Prompt
Condense the court ruling's paragraph that begins "Under 28 U.S.C. § 1915(a)(1)" into a short bulleted list that keeps its main facts.

Pending before the Court are Plaintiffs’ applications to proceed in forma pauperis (“IFP”) under 28 U.S.C. § 1915 (Doc. Nos. 2, 3) and Plaintiffs’ motion for a temporary restraining order (Doc. No. 4, “Motion”). Plaintiffs’ complaint (Doc. No. 1), applications to proceed IFP, and Motion were filed on July 1, 2025. For the reasons stated below, the undersigned recommends that Plaintiffs’ applications to proceed IFP and Motion be denied.

I. IFP

A. Legal Standard All parties instituting any civil action, suit, or proceeding in a district court of the United States, except an application for writ of habeas corpus, must pay a filing fee of $405.00. See 28 U.S.C. § 1914(a). An action may proceed despite a plaintiff’s failure to prepay the entire fee only if he is granted leave to proceed IFP pursuant to 28 U.S.C. § 1915(a). See Andrews v. Cervantes , 493 F.3d 1047, 1051 (9th Cir. 2007); Rodriguez v. Cook , 169 F.3d 1176, 1177 (9th Cir. 1999).

Under 28 U.S.C. § 1915(a)(1), a plaintiff may proceed without prepayment of fees if they submit an affidavit demonstrating that they are unable to pay court costs while still affording the necessities of life. The affidavit must state facts with particularity, definiteness, and certainty. See Escobedo v. Applebees , 787 F.3d 1226, 1234 (9th Cir. 2015). While a litigant need not be destitute, they must show genuine financial hardship. See Adkins v. E.I. DuPont de Nemours & Co ., 335 U.S. 331, 339–40 (1948).

B. Plaintiff Michael Valentine In his application, Plaintiff Valentine declares a monthly income of $4,044.91, with no deductions for taxes or benefits. (Doc. No. 2 at 1). He reports less than $50 in cash or bank accounts, but owns a 2018 Toyota RAV4 valued at approximately $18,000. ( Id . at 2). From what the Court can decipher, Plaintiff Valentine’s stated monthly expenses include $1,375 in rent and $800 in credit card and loan payments, with additional liabilities totaling approximately $7,500 per month. ( Id .). Despite these obligations, Plaintiff’s acknowledged gross annual income exceeds $48,000. Additionally, Plaintiff checks the box “yes” to additionally receiving income from “Rent payments, interests, or dividends,” “Disability, or worker’s compensation payments,” and “Any other sources” but fails to respond to the question directing an applicant to describe each source and amount of funding. ( See Id . at 1, ¶ 3). Thus, Plaintiff Valentine has not completed the application in its entirety so that the Court can accurately determine Plaintiff Valentine’s complete financial assets.

Study material
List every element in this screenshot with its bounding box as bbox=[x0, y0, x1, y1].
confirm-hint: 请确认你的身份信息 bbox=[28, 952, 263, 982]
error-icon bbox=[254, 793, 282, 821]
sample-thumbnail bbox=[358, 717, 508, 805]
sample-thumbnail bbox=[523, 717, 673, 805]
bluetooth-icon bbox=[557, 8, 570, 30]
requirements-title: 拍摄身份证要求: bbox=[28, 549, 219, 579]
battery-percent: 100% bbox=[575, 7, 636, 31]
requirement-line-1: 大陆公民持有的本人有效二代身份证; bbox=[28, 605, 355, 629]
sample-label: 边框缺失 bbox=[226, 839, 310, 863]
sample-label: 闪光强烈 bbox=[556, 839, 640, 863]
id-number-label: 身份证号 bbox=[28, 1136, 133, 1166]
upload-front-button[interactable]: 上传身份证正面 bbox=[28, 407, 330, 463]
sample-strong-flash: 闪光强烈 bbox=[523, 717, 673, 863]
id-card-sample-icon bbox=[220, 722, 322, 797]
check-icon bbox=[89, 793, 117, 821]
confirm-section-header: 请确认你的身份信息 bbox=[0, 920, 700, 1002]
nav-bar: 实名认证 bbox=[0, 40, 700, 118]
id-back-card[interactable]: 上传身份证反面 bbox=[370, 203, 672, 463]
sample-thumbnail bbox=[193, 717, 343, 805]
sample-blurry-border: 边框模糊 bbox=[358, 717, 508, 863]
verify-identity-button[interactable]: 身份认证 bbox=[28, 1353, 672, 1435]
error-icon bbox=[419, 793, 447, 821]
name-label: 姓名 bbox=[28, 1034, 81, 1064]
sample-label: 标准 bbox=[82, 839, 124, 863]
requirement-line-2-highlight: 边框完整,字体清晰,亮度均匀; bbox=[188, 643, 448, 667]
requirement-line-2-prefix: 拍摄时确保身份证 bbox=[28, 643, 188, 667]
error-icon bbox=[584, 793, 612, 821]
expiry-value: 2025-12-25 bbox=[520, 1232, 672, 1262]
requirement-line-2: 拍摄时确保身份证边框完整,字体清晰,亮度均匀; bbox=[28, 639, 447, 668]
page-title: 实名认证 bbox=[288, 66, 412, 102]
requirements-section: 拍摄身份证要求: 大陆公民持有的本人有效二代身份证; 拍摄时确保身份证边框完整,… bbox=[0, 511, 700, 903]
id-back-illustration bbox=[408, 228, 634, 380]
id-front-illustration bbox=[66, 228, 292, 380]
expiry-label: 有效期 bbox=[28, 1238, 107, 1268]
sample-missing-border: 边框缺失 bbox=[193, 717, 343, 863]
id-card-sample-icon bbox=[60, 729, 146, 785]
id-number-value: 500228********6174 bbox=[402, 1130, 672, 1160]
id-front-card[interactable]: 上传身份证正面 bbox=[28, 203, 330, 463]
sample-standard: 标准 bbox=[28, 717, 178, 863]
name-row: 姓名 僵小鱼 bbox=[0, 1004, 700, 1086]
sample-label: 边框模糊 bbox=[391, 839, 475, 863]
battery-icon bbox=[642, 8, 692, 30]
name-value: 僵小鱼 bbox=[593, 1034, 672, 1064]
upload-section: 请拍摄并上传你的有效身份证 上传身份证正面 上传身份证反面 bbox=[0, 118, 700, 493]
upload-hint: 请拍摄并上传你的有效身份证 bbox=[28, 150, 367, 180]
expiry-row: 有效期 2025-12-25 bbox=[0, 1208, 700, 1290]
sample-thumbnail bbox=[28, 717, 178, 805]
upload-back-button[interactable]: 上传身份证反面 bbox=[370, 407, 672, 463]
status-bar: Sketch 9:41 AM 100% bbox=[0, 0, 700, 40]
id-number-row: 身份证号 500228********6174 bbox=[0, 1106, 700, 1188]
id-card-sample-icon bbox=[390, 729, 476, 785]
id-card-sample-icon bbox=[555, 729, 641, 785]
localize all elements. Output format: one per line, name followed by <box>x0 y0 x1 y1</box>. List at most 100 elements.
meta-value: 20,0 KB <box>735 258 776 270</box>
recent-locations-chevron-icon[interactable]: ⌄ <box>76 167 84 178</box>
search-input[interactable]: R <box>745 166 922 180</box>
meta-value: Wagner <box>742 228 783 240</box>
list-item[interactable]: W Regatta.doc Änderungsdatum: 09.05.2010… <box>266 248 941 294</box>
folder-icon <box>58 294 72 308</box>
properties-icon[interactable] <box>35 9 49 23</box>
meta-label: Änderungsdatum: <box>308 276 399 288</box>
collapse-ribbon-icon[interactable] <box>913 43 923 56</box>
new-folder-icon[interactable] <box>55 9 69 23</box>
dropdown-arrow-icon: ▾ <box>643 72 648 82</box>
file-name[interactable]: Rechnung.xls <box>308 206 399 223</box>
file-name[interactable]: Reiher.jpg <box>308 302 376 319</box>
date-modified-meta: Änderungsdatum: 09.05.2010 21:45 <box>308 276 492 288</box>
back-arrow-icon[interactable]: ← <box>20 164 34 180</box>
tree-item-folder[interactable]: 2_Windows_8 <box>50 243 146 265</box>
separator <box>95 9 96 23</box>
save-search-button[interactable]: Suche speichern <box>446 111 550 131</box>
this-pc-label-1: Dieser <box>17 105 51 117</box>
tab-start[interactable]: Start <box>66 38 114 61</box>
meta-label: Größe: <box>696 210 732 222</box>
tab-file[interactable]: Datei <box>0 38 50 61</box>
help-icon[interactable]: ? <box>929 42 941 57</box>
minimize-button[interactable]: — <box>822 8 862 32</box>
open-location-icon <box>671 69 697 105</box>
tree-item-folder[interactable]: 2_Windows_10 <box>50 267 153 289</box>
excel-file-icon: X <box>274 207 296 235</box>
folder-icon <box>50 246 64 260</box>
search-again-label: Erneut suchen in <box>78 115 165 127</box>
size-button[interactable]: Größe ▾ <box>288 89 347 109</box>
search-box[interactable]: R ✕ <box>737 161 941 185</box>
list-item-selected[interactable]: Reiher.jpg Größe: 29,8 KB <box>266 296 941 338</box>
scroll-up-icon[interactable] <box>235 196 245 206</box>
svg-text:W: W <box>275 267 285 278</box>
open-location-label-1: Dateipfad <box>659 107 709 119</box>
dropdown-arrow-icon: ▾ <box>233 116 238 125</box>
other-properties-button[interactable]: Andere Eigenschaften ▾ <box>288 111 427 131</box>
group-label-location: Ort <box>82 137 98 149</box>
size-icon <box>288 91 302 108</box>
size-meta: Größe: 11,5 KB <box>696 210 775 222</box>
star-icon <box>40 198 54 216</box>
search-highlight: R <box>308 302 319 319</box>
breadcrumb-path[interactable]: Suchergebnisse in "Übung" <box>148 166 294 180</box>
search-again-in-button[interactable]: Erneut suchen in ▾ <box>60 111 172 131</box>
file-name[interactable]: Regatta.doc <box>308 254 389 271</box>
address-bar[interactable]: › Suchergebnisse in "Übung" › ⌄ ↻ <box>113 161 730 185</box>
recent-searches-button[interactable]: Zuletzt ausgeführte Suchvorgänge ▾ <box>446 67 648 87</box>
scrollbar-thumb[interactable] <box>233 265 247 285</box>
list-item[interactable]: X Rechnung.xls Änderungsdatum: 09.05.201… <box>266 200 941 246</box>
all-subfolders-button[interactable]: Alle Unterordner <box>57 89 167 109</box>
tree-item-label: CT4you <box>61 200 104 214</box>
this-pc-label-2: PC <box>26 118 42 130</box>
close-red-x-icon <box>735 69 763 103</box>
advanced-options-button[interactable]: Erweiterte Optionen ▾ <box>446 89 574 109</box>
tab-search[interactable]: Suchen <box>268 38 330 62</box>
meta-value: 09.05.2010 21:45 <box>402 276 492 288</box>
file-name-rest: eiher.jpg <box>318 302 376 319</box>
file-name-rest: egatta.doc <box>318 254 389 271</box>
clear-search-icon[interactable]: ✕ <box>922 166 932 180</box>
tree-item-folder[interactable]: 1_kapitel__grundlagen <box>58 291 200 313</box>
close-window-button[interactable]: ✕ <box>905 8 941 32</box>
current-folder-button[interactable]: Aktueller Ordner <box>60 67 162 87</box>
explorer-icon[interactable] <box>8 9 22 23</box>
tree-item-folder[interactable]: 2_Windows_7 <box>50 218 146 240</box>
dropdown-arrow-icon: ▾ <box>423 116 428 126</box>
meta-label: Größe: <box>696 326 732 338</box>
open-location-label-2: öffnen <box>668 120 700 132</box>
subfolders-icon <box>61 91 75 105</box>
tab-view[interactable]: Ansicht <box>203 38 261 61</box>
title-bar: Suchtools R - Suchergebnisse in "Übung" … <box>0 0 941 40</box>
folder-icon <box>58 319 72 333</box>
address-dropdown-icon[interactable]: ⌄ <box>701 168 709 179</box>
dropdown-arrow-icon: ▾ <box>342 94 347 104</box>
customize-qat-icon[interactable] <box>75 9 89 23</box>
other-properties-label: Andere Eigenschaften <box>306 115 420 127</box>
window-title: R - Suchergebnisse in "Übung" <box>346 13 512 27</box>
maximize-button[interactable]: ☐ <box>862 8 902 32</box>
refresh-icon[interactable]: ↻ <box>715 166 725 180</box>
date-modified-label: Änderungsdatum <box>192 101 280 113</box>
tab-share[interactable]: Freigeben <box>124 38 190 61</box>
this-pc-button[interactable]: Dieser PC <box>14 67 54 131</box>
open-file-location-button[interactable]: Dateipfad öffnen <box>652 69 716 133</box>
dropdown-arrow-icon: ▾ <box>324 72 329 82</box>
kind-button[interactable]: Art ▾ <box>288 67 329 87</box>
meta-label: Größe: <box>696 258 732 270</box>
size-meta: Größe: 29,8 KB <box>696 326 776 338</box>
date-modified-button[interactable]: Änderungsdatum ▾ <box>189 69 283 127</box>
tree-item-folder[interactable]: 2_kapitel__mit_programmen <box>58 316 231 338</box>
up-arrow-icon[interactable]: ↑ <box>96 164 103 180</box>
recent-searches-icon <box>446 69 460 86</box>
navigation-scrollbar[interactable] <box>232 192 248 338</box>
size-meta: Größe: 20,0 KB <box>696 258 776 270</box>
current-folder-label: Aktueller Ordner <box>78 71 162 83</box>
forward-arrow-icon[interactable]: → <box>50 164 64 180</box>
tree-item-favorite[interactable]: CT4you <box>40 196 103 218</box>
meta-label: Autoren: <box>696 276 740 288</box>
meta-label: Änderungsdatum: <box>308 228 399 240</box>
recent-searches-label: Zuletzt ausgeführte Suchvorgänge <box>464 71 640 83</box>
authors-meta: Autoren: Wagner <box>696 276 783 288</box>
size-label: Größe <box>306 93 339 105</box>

Result
- Under 28 U.S.C. § 1915(a)(1), a plaintiff may proceed without prepaying fees by submitting an affidavit showing they cannot pay court costs and still afford the necessities of life.
- The affidavit must state facts with particularity, definiteness, and certainty (Escobedo v. Applebees).
- A litigant need not be destitute but must show genuine financial hardship (Adkins v. E.I. DuPont de Nemours & Co.).